__Page text__:

------------------------------------

I’ll give you an example. We did a product for a client a number of years ago, which was a patterned, multi or dual roller, painting device. It was alike a roller paint device except it had a pattern and there were two different rollers on a stem so that you could actually create these patterns on a wall like faux painting, as they called it. It was called Wall Magic. What we determined was that this particular product was going to be excellent for people that really wanted to have a different look on their walls other than a flat painted wall and people that found it dreary and drudgery to paint any wall. We came up with what we thought was a big promise that would be effective. Here’s the big promise. Transform anyone’s home or apartment from ordinary to extraordinary in just minutes. What we tried to do here was to move beyond just the fact that you can paint something that’s pretty on your walls quickly and create a line that was going to appeal to people and their dreams of creating a home that’s much more beautiful than they’ve ever had in the past. They aren’t going to have spend a lot time and sweat about it. Transform anyone’s home or apartment from ordinary to extraordinary in just minutes. The big promise. That could be a headline. That could be a subject line of an e-mail. The big promise in crafting exactly what your product can do, the ultimate benefit that provides, is probably the most important thing in terms of creating an urgency to buy.

Andrew: You know what and I see that, I see that working on me all the time. Websites that I end up signing up for quickly are the ones that make a clear big promise to me. I know exactly what I’m going get. I’m thinking right now of Groupon. They say right away, I think it’s up to 90% discount at restaurants and shops that you already love. I’m sure I’ve got the phrasing wrong but I understand the benefit immediately, and that’s why I gave them my e-mail address as soon as I landed on their site. You also say, showcase an irresistible offer. How do you do that?

Tim: I think that after the product, and if you’re doing a television commercial, after the product, the talent becomes actually the next most important factor of success. By talent, I’m talking about the presenter or the celebrity. You really don’t have that equivalence, I think, certainly in display advertising or any kind of text advertising on the Internet. In video, talent becomes really critical to the success, and we can talk a little bit more about that later. After talent, the next most important aspect of the success of your commercial or, I think on online, any kind of advertising is going to be the author.

Again, this is for generating an immediate response, which is what direct marketing is all about. Creating an irresistible offer comes down to actually understanding some of the basic needs of an individual. Among those needs are, is that everybody wants a deal. Everybody wants to get something with dollars off. Everybody wants to get it quickly. Everybody likes to get more and more. These are some of the basic aspects of human nature. So, we try to appeal to individuals by structuring an offer that’s actually going to hone in on these aspects. Among those aspects is we’re going to be trying to add bonuses and premiums and discounts and coupons. Let me give you some examples of successful direct response television offers and many of these you’ve seen. You’ve seen not only in direct response but in print advertisings. In print advertisements, you have seen them on the Internet.

Here’s some of the basics. Buy one get one free, or get the second one at half price. So you’re getting an immediate discount. Buy one and get a second one super size, so you’re actually doubling or tripling the order. Buy one and the second is actually going to be double the size. Drop a payment. Let’s say that your offer is three payments of $19.95, that’s your initial offer. But wait, if you call now, if you order now, we’ll actually make one payment for you. So it’s only two payments of $19.95. So that’s drop a payment.

------------------------------------

__Task A__:
Answer each question using the direct marketing interview.
(i) What was the name of the painting product that had two rollers on a stem?
(ii) Which website does Andrew say he gave his e-mail address to right after landing on it?
(iii) In the "drop a payment" example, how many payments of $19.95 are left once one payment is made for the buyer?
__Task B__:
Carry the direct marketing interview forward from its last sentence, keeping the same speaker and conversational tone.

__Data provided__:
------------------------------------

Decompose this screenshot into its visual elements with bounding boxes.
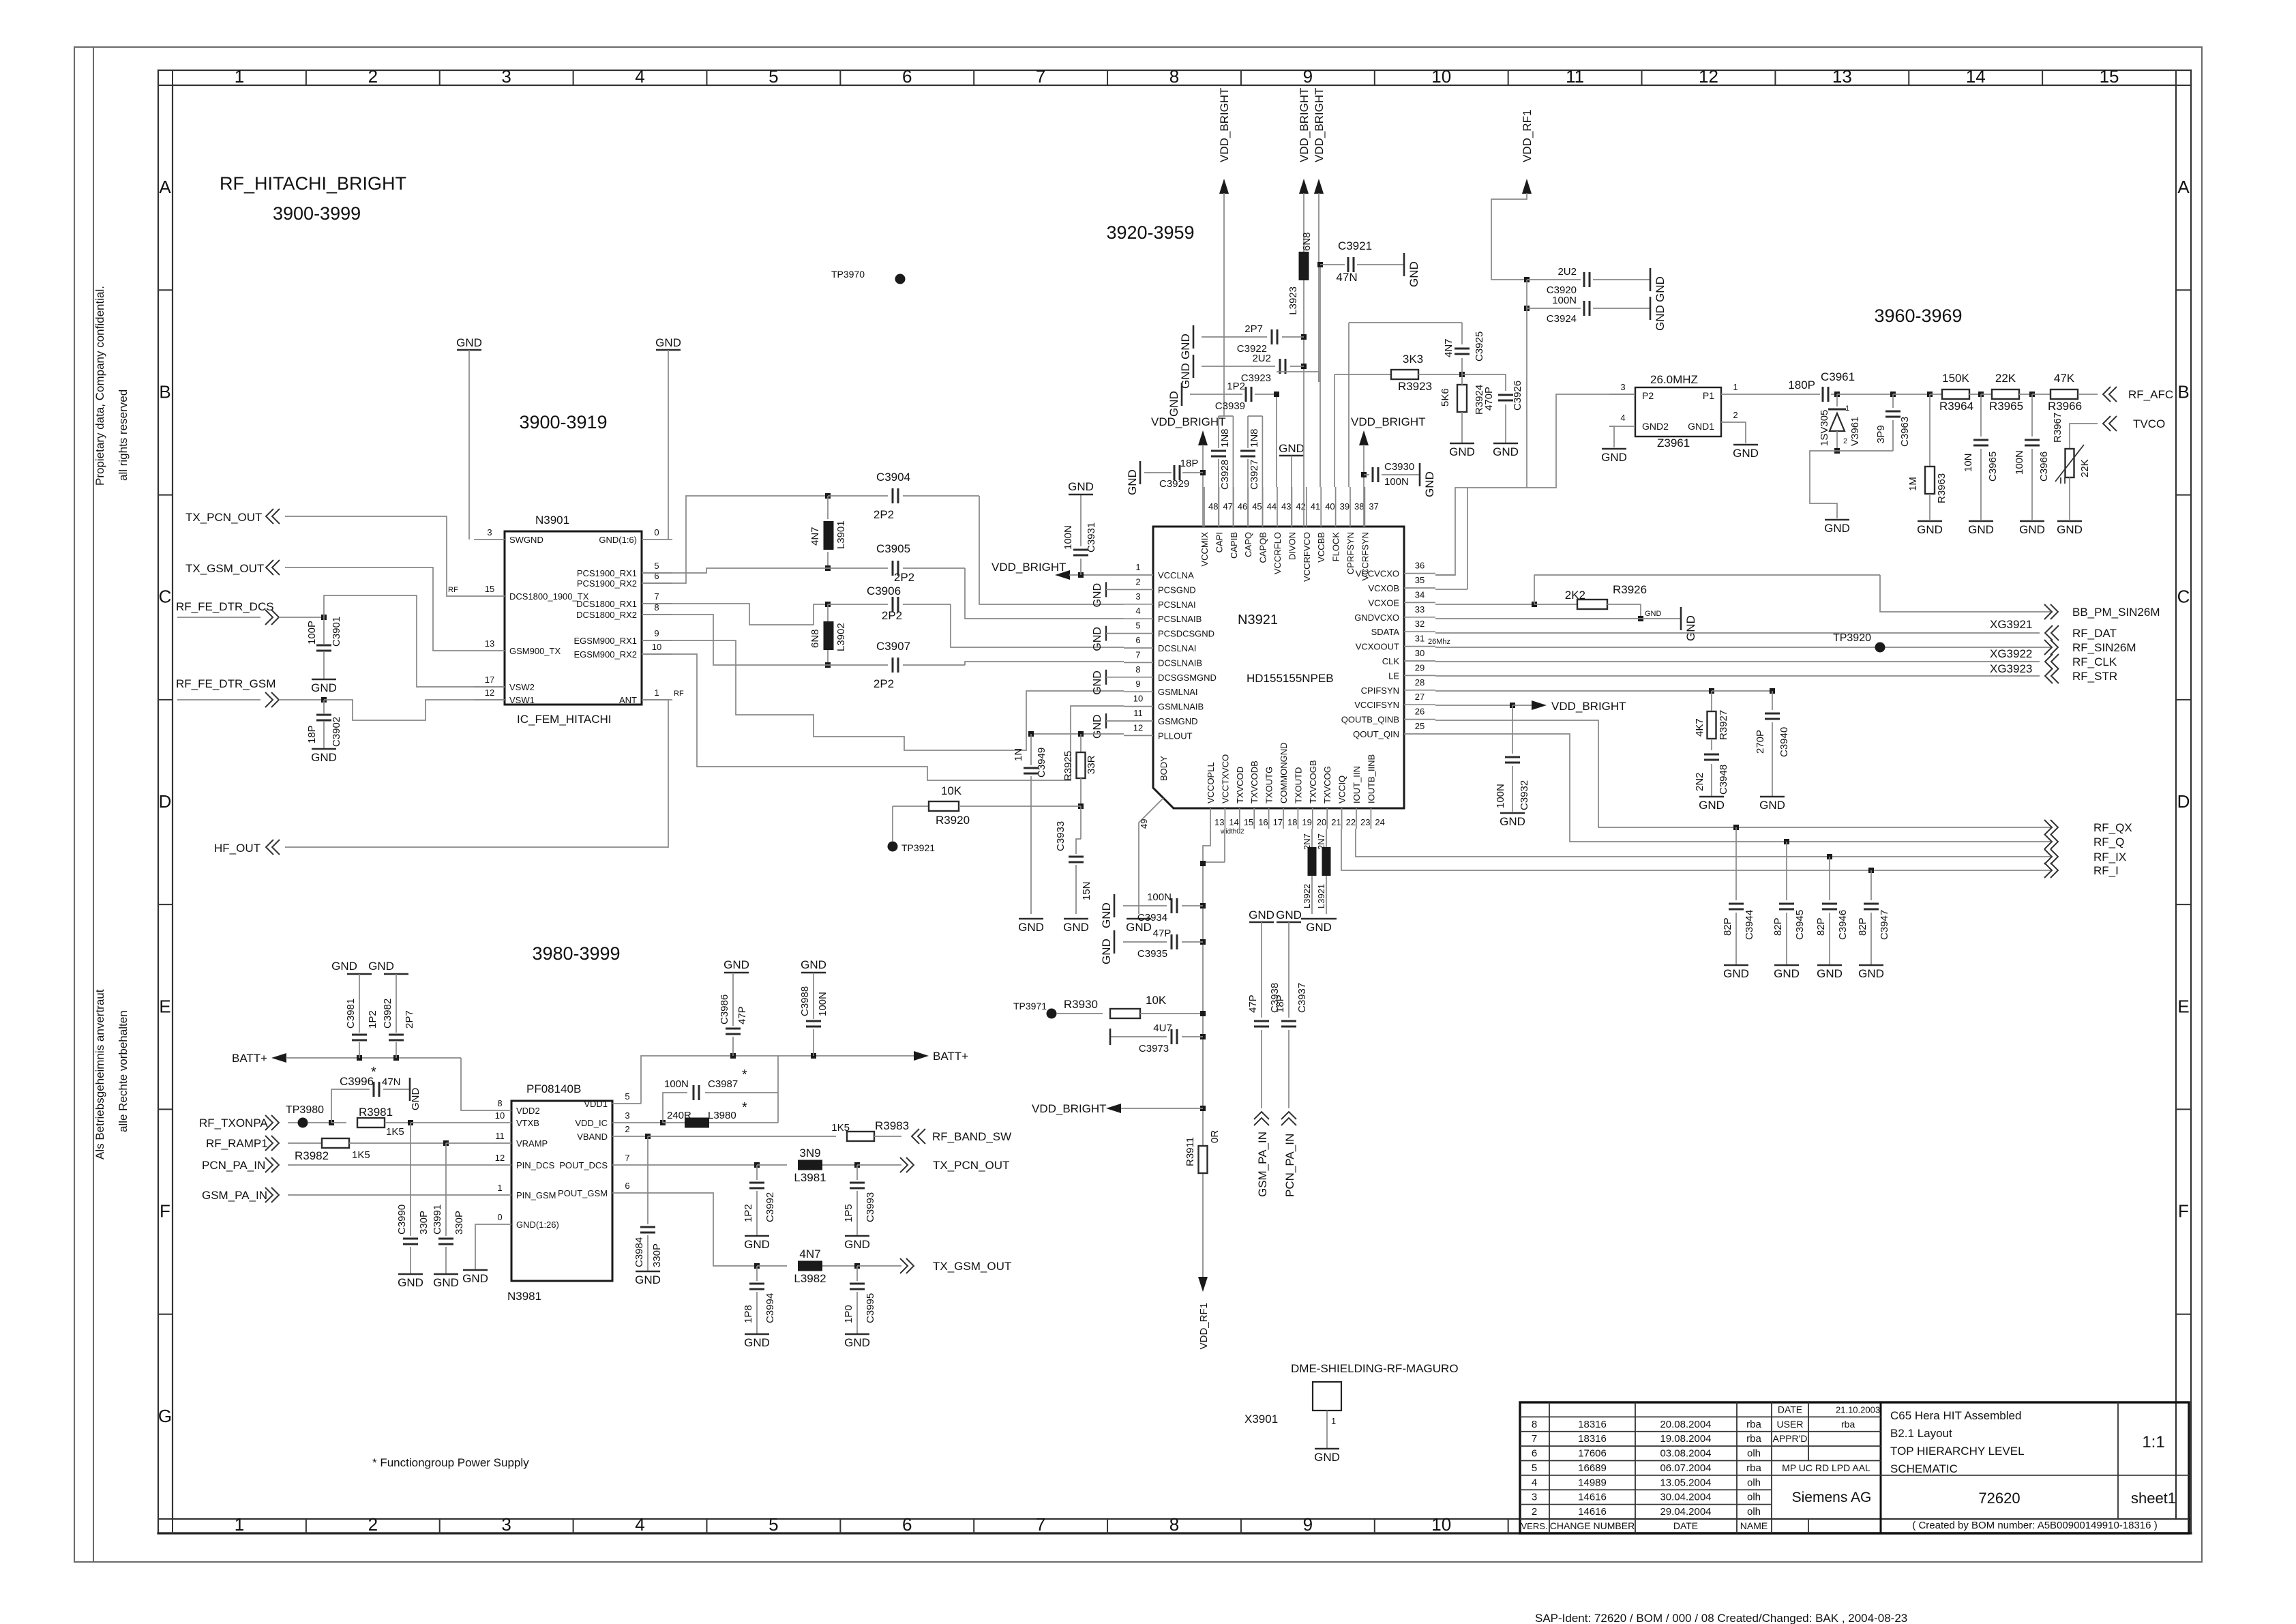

------------------------------------

__Result A__:
(i) Wall Magic
(ii) Groupon
(iii) Two

__Result B__:
The $9.95 trial offer is something that’s worked very well for people in direct response for the last 10 or 15 years. That is for a product that’s going to be much more expensive than $9.95. Maybe $49.95, $99.95, $199.95, but you can try it now for only $9.95 or for the cost of shipping and handling. In that particular case, vendors obviously taking a risk. You’re only collecting $9.95, and you’re shipping the product to the individual. They are essentially required to return the product to you within 30 days or you will hit their credit card for the full price. Of course, they understand this when they call in or when they actually go to the website and actually affect the order. They understand that if they don’t return the product within 30 days they’ll be paying the full amount or they’ll be paying multiple payments after that 30 days. But a $9.95 trial offer, what a superb way to get people to just try your product for less than $10.

Discounted coupons are obviously something that’s been around for 150 years. Coupons that you can download from the net are another option. If you’re buying the product at retail, you go to the internet, get coupons, print them out, and take them to your retailer. This is becoming much more popular.

I think one of the most powerful bonuses or premiums that you can offer is free shipping. A lot of people don’t understand the power of this. For some reason, if I’m going to pay $99.95 and there’s an additional $9.95 or $14.95 or $19.95 for shipping, that additional amount which is very important to many vendors, if you can sacrifice that, it has an amazing impact on people. Just hearing “free shipping.” As a matter of fact, in just a moment I’m going to give you some examples of some very powerful words that are used in direct marketing, but “free” is simply known in our business as the most powerful, most effective word in the English language. Free shipping is a very powerful bonus and premium.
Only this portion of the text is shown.